- [DATA LISTING]:
-- begin --

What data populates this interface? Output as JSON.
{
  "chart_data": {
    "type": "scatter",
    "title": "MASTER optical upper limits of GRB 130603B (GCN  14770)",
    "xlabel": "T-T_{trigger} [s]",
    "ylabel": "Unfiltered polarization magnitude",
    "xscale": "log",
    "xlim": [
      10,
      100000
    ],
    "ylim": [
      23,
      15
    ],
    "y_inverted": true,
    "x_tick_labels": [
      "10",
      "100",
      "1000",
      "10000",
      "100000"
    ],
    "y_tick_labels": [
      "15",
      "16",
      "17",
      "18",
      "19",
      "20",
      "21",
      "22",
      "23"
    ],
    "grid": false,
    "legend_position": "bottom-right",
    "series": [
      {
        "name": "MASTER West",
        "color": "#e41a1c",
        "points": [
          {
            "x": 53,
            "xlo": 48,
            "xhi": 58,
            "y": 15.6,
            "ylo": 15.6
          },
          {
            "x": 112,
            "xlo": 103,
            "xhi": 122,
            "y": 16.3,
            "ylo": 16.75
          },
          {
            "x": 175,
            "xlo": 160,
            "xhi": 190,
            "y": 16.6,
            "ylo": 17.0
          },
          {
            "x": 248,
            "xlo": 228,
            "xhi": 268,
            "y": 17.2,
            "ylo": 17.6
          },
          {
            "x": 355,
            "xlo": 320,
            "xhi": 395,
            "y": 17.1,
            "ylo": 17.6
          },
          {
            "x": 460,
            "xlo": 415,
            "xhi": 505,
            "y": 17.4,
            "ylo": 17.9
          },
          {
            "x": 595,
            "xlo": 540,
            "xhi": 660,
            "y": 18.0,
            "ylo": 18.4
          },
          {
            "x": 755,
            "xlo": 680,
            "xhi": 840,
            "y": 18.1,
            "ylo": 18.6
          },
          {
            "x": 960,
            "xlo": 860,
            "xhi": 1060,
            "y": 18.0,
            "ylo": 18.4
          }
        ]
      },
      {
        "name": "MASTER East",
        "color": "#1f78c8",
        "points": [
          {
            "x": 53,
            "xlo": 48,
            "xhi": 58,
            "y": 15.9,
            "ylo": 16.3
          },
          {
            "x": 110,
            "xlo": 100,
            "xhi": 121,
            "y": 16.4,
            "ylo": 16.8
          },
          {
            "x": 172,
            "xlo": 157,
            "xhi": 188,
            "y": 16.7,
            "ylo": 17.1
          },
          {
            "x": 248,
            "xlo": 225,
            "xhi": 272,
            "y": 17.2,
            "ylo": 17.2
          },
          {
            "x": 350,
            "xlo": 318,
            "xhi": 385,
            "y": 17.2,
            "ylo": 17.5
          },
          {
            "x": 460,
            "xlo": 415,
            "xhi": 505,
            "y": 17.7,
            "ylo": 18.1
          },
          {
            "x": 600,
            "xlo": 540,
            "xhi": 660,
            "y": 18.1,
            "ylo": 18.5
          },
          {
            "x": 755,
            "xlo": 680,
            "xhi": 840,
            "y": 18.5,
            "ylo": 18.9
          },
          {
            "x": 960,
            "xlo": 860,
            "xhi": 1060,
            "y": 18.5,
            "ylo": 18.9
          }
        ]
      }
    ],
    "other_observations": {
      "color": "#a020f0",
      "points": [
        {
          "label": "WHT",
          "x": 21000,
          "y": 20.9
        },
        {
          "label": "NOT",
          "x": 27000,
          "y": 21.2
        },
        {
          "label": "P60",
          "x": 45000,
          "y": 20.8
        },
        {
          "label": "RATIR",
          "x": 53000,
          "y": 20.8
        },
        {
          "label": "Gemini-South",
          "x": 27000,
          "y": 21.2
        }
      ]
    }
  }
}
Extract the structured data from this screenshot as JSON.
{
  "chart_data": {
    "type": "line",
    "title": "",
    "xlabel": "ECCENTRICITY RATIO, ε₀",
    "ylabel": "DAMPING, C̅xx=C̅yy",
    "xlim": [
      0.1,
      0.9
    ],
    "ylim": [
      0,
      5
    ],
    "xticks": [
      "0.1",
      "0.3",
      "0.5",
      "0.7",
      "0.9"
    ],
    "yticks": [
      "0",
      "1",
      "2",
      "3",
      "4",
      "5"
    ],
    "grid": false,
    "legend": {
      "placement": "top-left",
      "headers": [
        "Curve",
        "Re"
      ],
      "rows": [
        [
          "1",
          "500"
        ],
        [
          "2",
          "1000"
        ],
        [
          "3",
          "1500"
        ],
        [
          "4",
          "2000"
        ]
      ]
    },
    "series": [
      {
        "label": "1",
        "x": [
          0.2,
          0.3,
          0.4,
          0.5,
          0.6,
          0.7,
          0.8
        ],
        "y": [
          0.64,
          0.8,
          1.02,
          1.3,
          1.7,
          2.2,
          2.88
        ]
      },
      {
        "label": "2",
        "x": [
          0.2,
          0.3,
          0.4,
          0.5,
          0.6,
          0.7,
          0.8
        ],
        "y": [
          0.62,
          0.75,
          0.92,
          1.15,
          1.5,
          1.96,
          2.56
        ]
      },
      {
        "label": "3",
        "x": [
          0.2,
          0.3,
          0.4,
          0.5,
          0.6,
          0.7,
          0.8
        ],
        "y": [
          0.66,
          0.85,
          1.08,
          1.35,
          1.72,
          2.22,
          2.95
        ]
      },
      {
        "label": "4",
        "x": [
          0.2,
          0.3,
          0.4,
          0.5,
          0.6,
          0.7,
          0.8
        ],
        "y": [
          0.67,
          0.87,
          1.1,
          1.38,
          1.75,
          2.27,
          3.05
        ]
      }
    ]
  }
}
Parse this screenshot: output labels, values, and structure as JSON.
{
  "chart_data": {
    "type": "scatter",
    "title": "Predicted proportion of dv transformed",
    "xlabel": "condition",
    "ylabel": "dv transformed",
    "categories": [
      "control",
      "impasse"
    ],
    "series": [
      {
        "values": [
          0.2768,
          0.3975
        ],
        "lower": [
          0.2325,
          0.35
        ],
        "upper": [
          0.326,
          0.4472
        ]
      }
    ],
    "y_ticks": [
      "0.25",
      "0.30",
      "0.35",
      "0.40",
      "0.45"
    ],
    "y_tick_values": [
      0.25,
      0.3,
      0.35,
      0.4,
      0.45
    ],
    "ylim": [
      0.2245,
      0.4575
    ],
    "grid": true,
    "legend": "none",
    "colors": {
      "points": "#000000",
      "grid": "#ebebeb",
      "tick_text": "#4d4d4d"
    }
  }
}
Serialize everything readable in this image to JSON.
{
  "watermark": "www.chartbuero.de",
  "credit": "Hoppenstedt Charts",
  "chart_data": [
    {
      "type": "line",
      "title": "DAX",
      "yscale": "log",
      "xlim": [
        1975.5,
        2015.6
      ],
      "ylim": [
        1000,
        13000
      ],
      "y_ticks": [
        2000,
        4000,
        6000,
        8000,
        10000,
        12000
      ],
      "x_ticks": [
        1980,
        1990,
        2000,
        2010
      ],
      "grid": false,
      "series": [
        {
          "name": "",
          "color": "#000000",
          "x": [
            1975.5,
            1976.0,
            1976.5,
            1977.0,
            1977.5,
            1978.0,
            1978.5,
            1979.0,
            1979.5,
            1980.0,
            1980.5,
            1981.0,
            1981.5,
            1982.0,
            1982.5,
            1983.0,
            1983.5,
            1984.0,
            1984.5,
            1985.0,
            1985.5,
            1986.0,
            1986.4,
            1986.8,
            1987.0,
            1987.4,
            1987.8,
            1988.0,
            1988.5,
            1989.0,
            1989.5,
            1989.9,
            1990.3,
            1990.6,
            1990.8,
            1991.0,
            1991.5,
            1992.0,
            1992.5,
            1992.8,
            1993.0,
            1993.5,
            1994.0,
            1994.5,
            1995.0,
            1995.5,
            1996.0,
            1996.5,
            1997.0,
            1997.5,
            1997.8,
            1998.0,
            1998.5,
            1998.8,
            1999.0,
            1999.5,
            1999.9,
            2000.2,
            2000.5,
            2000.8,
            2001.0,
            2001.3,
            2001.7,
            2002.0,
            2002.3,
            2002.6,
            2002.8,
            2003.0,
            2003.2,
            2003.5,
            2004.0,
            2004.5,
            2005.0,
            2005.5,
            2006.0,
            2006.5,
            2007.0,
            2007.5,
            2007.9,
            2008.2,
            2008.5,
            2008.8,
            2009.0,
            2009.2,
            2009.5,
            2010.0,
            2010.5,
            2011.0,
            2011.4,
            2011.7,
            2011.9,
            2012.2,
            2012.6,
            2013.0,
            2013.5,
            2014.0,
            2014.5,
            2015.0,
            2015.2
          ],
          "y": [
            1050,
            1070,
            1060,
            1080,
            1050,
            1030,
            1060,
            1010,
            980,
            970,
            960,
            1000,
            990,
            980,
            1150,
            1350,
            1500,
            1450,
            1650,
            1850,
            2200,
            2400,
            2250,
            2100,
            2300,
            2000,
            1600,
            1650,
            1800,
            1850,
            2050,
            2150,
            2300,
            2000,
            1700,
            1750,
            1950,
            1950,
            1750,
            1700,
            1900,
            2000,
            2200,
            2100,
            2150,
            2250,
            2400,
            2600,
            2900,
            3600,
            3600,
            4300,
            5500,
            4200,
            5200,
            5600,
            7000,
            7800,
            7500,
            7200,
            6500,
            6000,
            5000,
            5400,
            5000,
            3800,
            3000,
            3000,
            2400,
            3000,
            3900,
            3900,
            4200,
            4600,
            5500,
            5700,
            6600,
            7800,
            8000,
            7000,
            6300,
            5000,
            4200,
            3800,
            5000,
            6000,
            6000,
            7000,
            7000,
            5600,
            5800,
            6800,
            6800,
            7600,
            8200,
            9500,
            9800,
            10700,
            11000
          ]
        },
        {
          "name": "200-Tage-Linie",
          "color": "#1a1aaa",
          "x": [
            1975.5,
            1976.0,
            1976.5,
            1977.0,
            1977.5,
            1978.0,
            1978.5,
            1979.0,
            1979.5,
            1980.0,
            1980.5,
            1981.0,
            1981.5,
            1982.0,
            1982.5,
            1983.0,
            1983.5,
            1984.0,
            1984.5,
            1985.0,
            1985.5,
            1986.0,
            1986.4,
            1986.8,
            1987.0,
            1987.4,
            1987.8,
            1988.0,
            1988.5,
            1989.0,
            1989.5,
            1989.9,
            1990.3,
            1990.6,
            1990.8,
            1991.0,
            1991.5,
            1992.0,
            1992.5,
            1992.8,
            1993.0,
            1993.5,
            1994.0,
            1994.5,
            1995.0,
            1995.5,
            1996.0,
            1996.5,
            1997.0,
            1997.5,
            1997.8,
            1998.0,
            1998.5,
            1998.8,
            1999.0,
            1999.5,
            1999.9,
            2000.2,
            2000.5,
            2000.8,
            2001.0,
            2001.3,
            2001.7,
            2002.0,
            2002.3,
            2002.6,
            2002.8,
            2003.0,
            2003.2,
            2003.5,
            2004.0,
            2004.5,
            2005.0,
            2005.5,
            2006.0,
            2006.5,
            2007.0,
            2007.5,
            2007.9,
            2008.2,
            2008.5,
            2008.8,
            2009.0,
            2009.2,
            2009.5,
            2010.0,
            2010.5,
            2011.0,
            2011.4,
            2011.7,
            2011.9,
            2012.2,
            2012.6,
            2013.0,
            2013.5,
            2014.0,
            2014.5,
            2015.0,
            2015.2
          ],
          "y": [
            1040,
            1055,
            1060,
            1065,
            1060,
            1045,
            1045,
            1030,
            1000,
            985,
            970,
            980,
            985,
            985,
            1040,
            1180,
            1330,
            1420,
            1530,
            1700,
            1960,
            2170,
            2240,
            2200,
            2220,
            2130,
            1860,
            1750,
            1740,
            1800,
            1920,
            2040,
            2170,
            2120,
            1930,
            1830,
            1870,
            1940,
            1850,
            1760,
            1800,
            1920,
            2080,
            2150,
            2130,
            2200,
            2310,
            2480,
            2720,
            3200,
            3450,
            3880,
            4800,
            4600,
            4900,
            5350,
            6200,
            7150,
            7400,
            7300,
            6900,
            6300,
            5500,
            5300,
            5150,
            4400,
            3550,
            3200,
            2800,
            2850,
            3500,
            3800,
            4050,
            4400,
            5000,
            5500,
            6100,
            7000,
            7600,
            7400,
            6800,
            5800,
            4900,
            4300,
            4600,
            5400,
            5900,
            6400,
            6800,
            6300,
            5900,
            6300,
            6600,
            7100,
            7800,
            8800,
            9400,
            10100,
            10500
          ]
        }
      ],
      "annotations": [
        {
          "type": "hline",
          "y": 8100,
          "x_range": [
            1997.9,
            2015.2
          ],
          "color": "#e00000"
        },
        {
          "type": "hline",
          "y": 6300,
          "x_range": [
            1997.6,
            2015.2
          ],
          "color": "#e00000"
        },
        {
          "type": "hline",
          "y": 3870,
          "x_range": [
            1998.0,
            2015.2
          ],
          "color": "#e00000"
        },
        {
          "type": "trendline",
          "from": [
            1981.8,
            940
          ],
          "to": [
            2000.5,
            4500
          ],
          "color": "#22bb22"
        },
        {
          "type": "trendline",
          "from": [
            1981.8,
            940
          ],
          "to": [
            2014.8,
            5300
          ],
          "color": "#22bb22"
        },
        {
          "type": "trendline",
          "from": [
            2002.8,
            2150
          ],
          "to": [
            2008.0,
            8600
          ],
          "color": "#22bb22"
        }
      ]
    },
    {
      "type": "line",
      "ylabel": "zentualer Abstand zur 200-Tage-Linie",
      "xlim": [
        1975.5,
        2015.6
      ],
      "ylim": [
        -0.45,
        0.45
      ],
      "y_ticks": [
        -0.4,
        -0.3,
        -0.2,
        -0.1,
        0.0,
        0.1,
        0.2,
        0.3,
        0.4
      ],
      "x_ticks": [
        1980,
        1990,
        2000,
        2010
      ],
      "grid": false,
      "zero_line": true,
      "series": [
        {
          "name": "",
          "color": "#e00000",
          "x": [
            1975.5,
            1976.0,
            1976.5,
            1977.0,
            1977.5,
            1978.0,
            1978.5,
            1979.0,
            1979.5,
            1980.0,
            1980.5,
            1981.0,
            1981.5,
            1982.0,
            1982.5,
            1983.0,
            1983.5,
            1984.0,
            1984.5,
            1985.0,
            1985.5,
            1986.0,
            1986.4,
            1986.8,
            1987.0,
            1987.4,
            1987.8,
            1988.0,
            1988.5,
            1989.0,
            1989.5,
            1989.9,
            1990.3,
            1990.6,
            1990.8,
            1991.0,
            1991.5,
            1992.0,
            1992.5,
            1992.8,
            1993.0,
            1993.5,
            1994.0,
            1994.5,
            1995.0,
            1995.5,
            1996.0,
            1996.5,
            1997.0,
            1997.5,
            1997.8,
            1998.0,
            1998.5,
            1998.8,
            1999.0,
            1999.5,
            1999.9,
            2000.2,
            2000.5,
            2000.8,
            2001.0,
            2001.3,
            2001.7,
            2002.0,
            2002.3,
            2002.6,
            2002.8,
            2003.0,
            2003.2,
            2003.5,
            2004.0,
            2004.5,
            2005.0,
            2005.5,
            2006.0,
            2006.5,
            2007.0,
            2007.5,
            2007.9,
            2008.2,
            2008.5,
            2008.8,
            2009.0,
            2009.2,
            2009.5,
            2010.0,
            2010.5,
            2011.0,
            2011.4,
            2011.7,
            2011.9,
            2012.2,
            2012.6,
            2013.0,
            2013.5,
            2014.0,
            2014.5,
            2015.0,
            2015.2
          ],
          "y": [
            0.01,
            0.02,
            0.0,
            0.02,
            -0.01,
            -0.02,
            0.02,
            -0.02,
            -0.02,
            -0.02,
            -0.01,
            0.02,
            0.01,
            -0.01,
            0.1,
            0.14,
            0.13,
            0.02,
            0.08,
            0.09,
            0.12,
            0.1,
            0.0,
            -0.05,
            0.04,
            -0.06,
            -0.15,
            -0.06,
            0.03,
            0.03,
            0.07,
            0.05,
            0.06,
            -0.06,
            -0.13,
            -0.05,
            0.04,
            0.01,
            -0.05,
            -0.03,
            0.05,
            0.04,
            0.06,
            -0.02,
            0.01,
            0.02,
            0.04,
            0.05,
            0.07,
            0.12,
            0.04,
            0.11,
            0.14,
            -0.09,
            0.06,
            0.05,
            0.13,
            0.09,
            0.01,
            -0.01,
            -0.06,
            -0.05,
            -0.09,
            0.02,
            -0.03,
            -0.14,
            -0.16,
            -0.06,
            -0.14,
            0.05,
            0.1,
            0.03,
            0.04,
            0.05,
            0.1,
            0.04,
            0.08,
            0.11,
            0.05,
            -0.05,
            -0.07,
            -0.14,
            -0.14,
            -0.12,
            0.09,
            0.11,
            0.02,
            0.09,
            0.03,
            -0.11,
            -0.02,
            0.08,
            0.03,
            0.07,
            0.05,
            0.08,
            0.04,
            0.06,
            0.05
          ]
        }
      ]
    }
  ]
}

-- end --

- [WHAT IS BEING ASKED]: Extract all lines from the material above that include the word "ylabel".

- [SOLUTION FOR THIS TASK]:
    "ylabel": "Unfiltered polarization magnitude",
    "ylabel": "DAMPING, C̅xx=C̅yy",
    "ylabel": "dv transformed",
      "ylabel": "zentualer Abstand zur 200-Tage-Linie",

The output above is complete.